● Stated exercise
Copy each line holding the string "nhằm".

● Supplied data

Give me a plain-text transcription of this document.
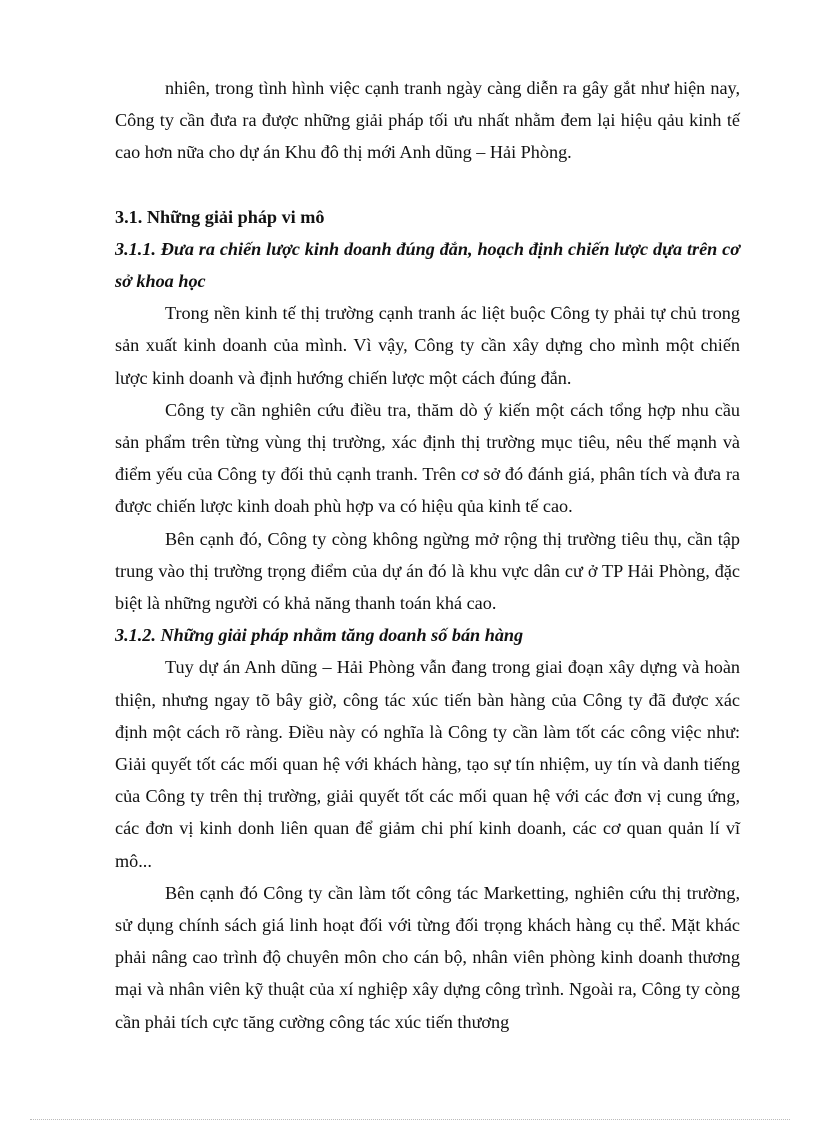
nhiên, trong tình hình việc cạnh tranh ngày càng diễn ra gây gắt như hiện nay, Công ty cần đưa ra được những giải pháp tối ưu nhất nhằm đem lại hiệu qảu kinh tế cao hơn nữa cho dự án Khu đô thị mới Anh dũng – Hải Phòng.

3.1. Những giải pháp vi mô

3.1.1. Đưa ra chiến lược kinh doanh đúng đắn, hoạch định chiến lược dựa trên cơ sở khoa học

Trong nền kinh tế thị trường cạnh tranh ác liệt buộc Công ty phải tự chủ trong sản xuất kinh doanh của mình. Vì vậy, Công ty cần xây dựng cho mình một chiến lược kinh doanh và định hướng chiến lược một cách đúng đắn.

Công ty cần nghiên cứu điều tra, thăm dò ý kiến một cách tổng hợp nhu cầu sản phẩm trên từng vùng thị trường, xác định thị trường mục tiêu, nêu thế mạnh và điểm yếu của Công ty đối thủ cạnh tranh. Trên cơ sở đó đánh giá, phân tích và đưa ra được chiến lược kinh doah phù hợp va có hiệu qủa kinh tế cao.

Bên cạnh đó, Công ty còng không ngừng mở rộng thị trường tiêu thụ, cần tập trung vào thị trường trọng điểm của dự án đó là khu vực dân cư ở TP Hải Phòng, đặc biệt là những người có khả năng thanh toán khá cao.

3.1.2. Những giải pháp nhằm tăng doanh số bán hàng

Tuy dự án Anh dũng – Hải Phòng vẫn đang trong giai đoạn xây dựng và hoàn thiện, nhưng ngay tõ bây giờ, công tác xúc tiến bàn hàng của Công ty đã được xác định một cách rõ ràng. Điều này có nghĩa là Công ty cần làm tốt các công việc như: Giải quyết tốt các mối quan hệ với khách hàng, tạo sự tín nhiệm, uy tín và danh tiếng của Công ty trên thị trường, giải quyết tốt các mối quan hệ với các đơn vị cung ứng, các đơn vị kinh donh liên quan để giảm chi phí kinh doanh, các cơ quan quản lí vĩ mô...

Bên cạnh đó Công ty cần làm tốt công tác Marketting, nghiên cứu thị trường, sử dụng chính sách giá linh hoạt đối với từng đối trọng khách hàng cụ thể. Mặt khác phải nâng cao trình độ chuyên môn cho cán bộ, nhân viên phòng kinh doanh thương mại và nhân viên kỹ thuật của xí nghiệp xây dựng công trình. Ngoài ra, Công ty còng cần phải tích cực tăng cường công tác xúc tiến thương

● Complete answer
nhiên, trong tình hình việc cạnh tranh ngày càng diễn ra gây gắt như hiện nay, Công ty cần đưa ra được những giải pháp tối ưu nhất nhằm đem lại hiệu qảu kinh tế cao hơn nữa cho dự án Khu đô thị mới Anh dũng – Hải Phòng.
3.1.2. Những giải pháp nhằm tăng doanh số bán hàng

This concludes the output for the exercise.